**What to do**: Copy each line of the data below exactly, leaving out pictures.

━━━━━ Stored records ━━━━━

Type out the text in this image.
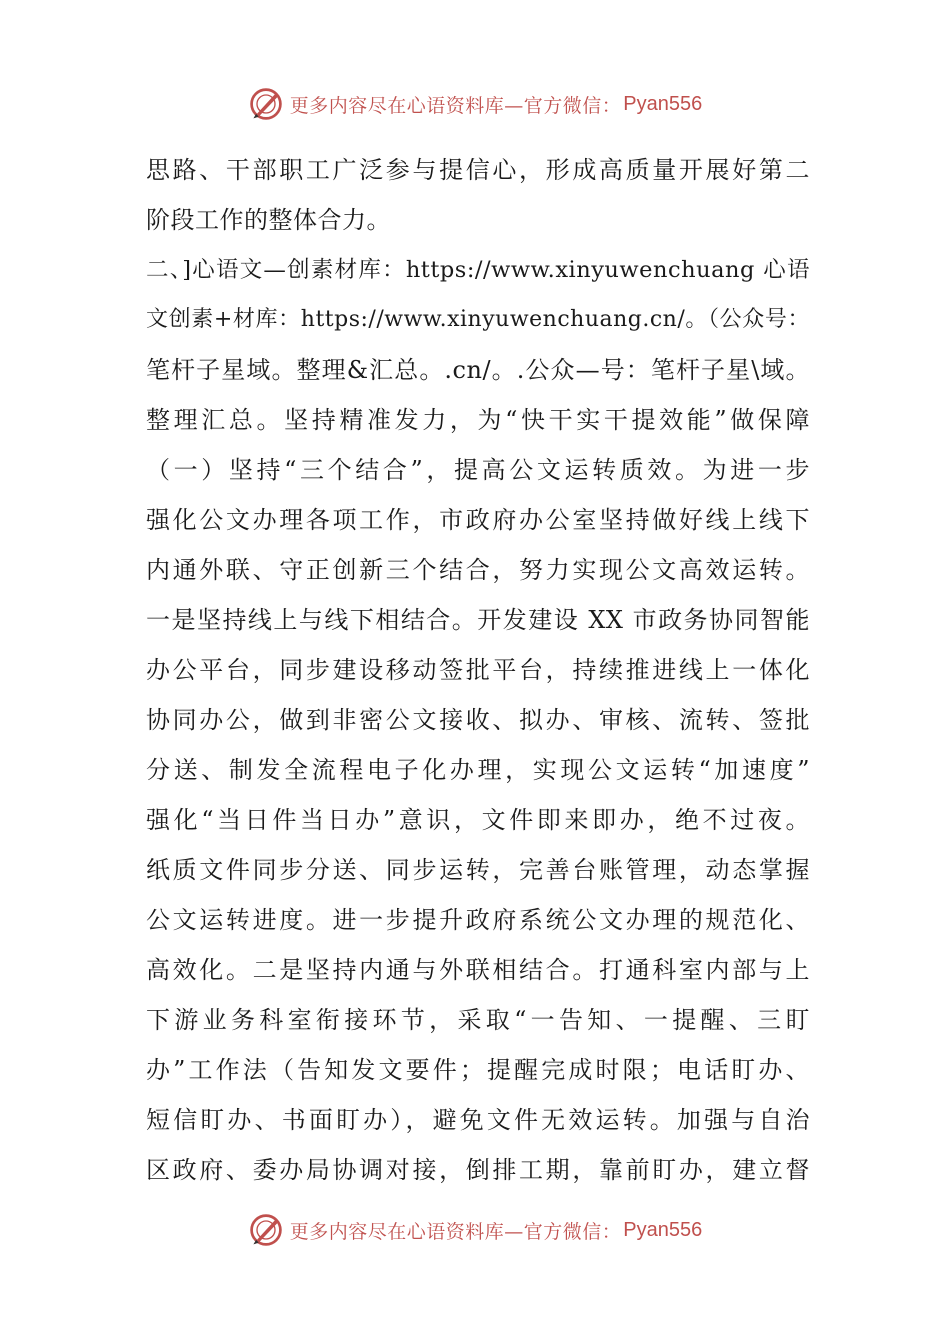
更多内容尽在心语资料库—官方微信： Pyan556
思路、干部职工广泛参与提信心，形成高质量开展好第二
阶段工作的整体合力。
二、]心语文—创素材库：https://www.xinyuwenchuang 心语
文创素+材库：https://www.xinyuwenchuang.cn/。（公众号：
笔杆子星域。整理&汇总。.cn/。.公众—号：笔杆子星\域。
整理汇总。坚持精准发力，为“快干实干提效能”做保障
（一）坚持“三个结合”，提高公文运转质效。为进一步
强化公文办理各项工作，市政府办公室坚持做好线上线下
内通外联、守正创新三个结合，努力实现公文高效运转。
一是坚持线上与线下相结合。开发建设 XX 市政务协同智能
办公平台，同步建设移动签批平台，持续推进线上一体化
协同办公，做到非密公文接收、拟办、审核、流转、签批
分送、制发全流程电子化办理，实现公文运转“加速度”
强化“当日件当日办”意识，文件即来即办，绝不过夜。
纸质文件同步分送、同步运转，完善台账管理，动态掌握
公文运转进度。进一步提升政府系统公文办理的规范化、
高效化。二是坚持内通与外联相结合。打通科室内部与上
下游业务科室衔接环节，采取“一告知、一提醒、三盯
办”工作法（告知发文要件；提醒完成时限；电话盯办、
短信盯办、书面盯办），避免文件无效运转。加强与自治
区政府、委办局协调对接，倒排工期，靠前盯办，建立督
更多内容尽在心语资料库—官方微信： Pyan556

━━━━━

**Response to the task**:
Type out the text in this image.
更多内容尽在心语资料库—官方微信： Pyan556
思路、干部职工广泛参与提信心，形成高质量开展好第二
阶段工作的整体合力。
二、]心语文—创素材库：https://www.xinyuwenchuang 心语
文创素+材库：https://www.xinyuwenchuang.cn/。（公众号：
笔杆子星域。整理&汇总。.cn/。.公众—号：笔杆子星\域。
整理汇总。坚持精准发力，为“快干实干提效能”做保障
（一）坚持“三个结合”，提高公文运转质效。为进一步
强化公文办理各项工作，市政府办公室坚持做好线上线下
内通外联、守正创新三个结合，努力实现公文高效运转。
一是坚持线上与线下相结合。开发建设 XX 市政务协同智能
办公平台，同步建设移动签批平台，持续推进线上一体化
协同办公，做到非密公文接收、拟办、审核、流转、签批
分送、制发全流程电子化办理，实现公文运转“加速度”
强化“当日件当日办”意识，文件即来即办，绝不过夜。
纸质文件同步分送、同步运转，完善台账管理，动态掌握
公文运转进度。进一步提升政府系统公文办理的规范化、
高效化。二是坚持内通与外联相结合。打通科室内部与上
下游业务科室衔接环节，采取“一告知、一提醒、三盯
办”工作法（告知发文要件；提醒完成时限；电话盯办、
短信盯办、书面盯办），避免文件无效运转。加强与自治
区政府、委办局协调对接，倒排工期，靠前盯办，建立督
更多内容尽在心语资料库—官方微信： Pyan556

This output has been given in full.